## start

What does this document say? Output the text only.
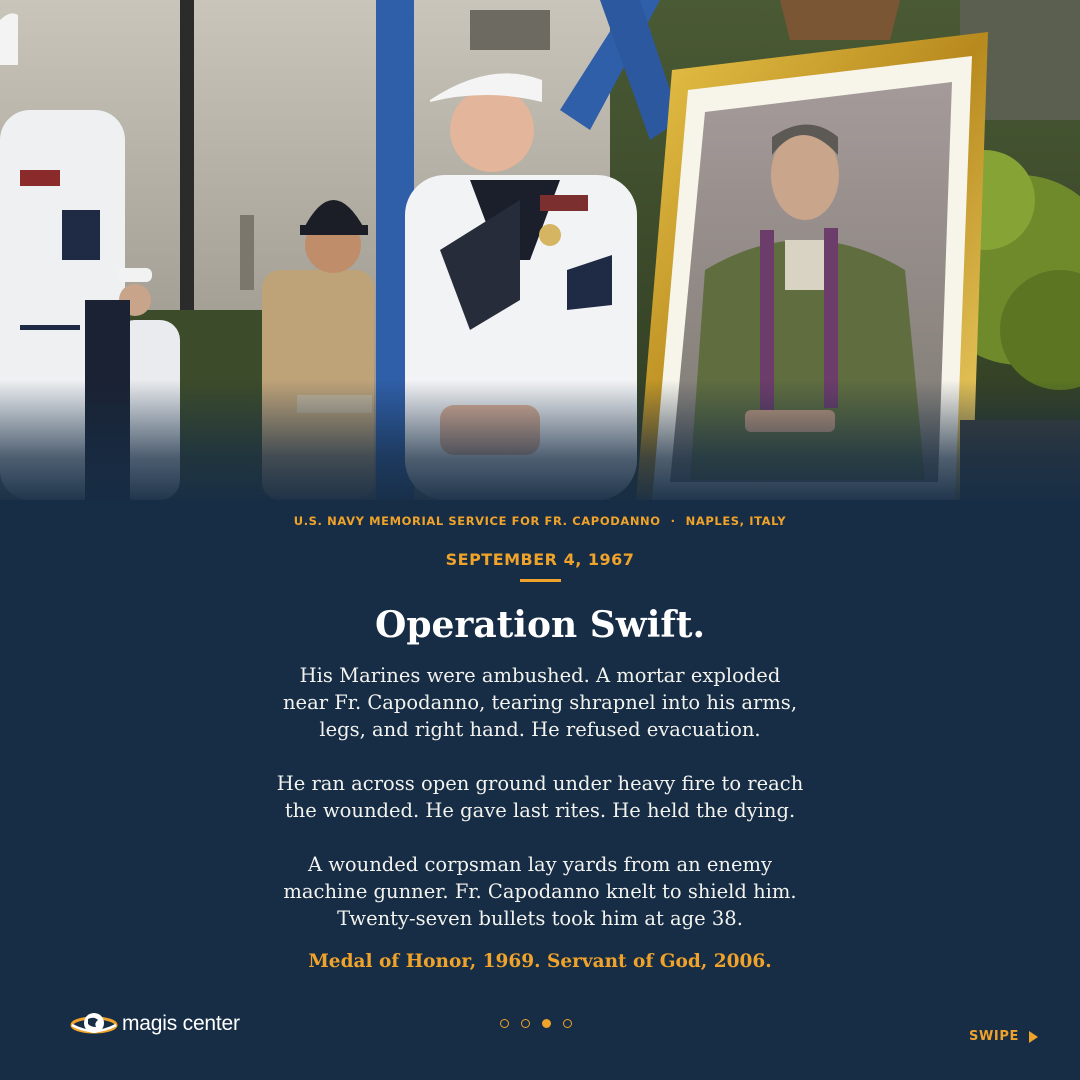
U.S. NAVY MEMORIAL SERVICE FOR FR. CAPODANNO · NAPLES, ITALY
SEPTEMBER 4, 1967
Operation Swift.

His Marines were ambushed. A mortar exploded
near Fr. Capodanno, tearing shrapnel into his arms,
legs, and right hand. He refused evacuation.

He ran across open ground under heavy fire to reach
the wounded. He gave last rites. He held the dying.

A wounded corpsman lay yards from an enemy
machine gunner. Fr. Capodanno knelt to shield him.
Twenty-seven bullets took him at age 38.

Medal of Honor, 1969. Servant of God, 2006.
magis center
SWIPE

## end

OBJECTIVE » Exclude the images, then output the data above word for word.

TASK SOLUTION »
What does this document say? Output the text only.
U.S. NAVY MEMORIAL SERVICE FOR FR. CAPODANNO · NAPLES, ITALY
SEPTEMBER 4, 1967
Operation Swift.

His Marines were ambushed. A mortar exploded
near Fr. Capodanno, tearing shrapnel into his arms,
legs, and right hand. He refused evacuation.

He ran across open ground under heavy fire to reach
the wounded. He gave last rites. He held the dying.

A wounded corpsman lay yards from an enemy
machine gunner. Fr. Capodanno knelt to shield him.
Twenty-seven bullets took him at age 38.

Medal of Honor, 1969. Servant of God, 2006.
magis center
SWIPE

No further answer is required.